### [TASK DESCRIPTION]
Which lines hold the string "What"? Copy every one of them.

### [DATASET RECORDS]

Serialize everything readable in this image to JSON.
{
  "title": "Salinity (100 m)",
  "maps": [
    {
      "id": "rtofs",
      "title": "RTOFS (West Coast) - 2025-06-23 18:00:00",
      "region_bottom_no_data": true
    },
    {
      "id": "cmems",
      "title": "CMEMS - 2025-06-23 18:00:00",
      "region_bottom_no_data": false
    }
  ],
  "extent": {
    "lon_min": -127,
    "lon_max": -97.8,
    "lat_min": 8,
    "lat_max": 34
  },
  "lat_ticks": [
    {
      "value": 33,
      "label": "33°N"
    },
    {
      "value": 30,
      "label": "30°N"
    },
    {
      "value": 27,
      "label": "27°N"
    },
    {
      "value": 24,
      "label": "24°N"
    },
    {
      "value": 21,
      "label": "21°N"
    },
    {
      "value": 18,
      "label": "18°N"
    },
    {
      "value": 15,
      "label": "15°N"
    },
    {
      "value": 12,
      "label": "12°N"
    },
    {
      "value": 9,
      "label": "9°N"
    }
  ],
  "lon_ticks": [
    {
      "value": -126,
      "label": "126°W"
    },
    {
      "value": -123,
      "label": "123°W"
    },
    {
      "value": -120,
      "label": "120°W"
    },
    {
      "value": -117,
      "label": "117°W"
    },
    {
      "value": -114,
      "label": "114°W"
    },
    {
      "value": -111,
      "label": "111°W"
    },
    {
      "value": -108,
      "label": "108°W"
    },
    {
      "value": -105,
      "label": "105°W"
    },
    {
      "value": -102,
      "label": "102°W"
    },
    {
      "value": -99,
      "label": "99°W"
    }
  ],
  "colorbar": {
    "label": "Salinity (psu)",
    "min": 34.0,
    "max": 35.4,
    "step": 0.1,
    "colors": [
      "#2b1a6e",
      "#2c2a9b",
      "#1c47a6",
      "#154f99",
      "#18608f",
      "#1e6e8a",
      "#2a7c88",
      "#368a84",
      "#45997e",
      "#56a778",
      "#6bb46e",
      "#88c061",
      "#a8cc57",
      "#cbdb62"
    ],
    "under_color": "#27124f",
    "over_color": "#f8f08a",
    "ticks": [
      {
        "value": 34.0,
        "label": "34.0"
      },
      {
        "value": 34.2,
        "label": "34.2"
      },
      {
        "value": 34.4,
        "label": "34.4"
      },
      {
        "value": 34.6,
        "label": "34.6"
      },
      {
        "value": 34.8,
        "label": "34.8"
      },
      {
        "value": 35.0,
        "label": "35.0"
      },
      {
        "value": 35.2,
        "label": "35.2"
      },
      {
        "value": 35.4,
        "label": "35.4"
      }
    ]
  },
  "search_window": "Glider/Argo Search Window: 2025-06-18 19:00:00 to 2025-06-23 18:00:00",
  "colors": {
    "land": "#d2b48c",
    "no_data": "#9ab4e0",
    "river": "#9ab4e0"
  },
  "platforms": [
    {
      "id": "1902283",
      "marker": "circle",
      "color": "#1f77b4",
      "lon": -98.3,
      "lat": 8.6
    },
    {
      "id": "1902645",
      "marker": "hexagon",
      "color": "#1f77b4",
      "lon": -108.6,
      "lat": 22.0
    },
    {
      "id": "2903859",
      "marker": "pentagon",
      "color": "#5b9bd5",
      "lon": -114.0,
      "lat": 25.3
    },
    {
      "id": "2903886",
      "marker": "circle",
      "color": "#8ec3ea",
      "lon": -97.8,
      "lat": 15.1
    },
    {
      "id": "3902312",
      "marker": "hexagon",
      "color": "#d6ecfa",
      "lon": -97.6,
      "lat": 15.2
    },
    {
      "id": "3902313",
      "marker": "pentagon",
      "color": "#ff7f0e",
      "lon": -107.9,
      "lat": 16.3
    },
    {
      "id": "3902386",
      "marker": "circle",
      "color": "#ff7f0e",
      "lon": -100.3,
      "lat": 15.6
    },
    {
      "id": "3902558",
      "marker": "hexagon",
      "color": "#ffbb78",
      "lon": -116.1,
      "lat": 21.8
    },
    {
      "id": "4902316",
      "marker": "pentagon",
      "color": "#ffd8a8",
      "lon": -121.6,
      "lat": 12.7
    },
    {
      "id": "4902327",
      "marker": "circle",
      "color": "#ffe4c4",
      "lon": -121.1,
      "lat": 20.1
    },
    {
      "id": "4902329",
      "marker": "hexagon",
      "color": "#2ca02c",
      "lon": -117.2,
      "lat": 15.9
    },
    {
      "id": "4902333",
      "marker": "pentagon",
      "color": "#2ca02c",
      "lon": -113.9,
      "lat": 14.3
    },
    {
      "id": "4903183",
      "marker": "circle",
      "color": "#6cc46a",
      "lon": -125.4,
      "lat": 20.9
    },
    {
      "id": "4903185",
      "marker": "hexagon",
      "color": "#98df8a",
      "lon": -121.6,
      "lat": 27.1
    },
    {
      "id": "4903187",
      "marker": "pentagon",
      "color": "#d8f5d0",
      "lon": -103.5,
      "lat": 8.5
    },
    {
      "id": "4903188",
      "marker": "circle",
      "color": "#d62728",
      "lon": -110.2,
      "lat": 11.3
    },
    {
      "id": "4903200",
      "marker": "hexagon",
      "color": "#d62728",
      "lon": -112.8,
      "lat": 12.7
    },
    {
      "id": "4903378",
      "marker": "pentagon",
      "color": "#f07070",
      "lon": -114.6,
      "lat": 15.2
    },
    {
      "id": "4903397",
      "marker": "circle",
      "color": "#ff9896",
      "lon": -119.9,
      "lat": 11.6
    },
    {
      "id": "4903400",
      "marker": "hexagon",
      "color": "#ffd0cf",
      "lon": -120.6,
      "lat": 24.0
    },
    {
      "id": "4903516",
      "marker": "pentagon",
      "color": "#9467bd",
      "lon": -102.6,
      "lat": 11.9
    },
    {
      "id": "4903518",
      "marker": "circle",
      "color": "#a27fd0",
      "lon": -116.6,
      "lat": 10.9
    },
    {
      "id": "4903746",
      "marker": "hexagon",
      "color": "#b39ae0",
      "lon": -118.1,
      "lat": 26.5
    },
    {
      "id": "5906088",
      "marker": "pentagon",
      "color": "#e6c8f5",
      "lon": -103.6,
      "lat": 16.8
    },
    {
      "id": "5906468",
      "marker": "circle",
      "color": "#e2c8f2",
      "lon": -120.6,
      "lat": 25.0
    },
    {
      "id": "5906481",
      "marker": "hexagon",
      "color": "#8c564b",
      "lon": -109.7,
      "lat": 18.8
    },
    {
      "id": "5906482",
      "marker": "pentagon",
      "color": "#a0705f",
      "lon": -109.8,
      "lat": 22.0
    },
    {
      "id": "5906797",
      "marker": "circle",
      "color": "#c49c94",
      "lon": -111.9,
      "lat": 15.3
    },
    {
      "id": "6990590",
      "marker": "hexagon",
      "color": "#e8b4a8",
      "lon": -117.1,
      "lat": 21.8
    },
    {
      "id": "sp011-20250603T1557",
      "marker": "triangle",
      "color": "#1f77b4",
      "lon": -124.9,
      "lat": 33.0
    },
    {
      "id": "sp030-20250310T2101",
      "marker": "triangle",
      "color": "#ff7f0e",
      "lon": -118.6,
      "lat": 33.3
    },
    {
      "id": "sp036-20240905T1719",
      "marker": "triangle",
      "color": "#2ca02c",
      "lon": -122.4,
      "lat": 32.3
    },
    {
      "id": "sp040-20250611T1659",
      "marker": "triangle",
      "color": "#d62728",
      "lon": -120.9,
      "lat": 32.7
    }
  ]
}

* * *

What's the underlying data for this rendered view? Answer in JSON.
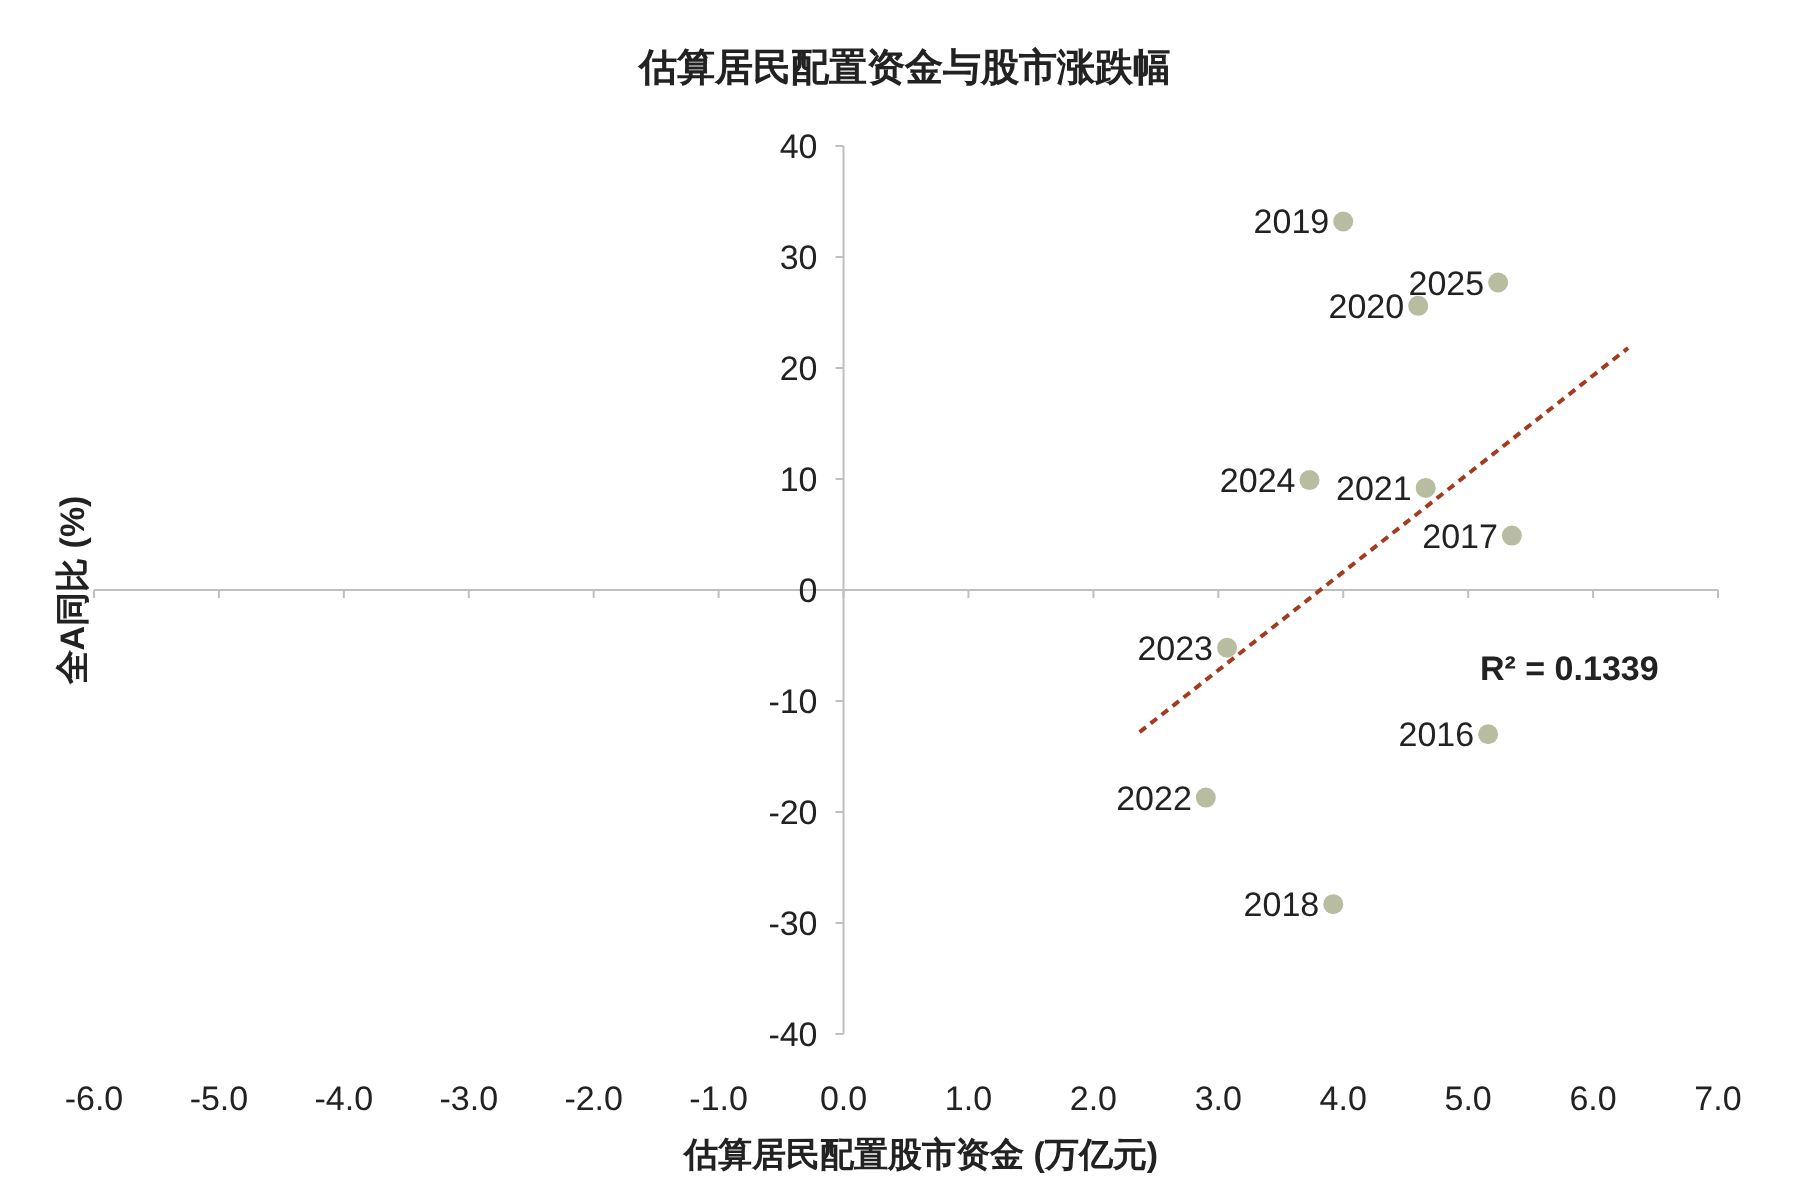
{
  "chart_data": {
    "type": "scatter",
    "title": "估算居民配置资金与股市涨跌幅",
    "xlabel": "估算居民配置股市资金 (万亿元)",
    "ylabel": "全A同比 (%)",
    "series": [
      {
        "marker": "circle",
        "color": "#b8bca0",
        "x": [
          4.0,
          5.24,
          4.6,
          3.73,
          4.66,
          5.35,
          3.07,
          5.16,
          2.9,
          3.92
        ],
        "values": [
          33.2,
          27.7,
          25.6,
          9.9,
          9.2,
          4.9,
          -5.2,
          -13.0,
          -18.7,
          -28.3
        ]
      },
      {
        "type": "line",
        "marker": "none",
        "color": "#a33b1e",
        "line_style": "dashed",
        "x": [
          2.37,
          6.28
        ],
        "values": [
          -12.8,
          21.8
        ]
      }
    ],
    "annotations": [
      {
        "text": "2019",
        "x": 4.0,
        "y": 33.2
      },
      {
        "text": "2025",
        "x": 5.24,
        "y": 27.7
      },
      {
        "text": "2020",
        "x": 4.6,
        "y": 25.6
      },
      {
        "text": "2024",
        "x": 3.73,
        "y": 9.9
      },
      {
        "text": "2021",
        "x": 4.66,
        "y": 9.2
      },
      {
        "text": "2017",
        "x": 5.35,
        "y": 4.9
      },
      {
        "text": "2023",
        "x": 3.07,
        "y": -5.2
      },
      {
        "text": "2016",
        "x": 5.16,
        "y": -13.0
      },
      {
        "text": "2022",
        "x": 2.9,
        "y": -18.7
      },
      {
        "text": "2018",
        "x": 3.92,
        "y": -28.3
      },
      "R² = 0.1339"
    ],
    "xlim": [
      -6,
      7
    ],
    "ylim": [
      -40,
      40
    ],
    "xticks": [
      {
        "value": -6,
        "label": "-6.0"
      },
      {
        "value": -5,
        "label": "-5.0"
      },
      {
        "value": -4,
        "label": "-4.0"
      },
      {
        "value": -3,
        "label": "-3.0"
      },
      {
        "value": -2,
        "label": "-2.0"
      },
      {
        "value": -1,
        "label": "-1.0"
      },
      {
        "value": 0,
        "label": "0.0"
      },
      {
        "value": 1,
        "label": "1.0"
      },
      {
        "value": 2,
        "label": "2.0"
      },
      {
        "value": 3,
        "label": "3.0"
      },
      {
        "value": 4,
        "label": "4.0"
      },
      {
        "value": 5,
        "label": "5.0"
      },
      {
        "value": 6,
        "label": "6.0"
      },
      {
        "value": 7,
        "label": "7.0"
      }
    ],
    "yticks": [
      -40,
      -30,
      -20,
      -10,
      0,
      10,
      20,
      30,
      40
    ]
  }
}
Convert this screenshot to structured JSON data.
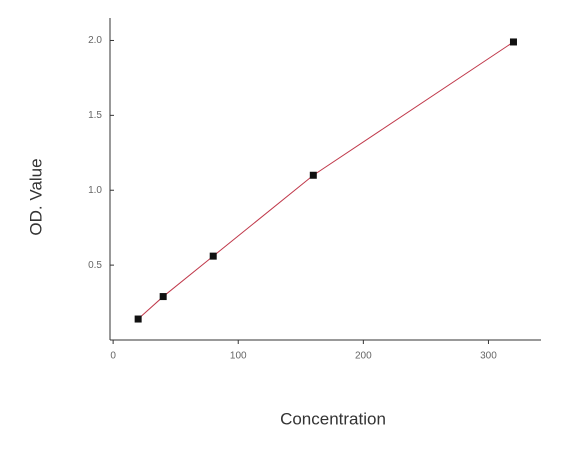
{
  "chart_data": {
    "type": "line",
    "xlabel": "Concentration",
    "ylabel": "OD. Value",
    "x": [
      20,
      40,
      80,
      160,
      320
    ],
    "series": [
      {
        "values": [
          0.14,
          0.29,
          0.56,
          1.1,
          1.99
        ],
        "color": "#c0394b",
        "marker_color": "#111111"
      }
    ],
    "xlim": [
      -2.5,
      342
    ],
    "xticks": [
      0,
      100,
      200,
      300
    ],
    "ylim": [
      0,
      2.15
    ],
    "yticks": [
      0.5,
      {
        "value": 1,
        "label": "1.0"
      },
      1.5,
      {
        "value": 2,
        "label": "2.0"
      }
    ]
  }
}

---

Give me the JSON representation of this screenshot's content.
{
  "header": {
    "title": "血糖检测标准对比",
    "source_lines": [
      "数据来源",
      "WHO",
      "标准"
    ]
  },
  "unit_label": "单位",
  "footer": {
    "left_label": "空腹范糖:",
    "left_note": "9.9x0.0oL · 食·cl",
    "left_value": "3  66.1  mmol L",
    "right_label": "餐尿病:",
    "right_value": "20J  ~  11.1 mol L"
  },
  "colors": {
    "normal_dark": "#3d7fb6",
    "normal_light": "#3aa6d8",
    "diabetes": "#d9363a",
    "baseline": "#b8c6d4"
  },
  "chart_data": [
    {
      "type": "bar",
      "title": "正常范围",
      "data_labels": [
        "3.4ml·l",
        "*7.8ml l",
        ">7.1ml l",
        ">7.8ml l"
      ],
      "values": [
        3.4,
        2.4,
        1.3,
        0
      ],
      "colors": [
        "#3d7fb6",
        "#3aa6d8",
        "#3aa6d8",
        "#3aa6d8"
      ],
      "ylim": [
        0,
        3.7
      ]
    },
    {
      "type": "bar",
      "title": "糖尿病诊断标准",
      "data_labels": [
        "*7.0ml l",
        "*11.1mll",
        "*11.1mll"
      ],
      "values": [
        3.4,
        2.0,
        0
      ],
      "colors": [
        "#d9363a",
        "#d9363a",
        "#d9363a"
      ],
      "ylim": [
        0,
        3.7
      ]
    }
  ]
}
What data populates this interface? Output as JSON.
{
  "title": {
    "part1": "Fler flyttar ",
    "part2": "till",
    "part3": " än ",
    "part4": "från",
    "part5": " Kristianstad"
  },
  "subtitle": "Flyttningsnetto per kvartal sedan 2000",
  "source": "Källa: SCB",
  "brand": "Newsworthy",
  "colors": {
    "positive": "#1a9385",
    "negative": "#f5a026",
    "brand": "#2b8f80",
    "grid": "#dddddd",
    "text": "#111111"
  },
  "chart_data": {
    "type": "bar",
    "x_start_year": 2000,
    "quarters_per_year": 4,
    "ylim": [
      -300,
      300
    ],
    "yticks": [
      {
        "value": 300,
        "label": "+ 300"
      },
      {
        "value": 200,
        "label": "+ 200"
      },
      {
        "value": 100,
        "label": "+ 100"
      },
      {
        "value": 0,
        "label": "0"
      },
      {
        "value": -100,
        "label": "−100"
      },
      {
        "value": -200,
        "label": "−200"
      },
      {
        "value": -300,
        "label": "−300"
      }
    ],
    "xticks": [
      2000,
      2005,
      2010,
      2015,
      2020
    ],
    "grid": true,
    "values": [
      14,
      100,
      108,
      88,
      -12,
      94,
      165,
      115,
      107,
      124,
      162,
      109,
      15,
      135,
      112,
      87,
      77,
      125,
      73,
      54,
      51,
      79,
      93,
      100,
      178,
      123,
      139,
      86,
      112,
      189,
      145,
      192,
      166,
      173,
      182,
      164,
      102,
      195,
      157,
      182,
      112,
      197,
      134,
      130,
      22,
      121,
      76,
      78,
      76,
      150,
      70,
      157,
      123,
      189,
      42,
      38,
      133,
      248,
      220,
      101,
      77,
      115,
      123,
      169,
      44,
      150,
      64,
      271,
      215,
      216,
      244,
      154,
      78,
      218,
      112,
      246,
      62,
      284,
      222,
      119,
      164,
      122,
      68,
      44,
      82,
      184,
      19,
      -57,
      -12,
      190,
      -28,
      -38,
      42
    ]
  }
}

### [WRITTEN ANSWER]
What's the underlying data for this rendered view? Answer in JSON.
What data populates this interface? Output as JSON.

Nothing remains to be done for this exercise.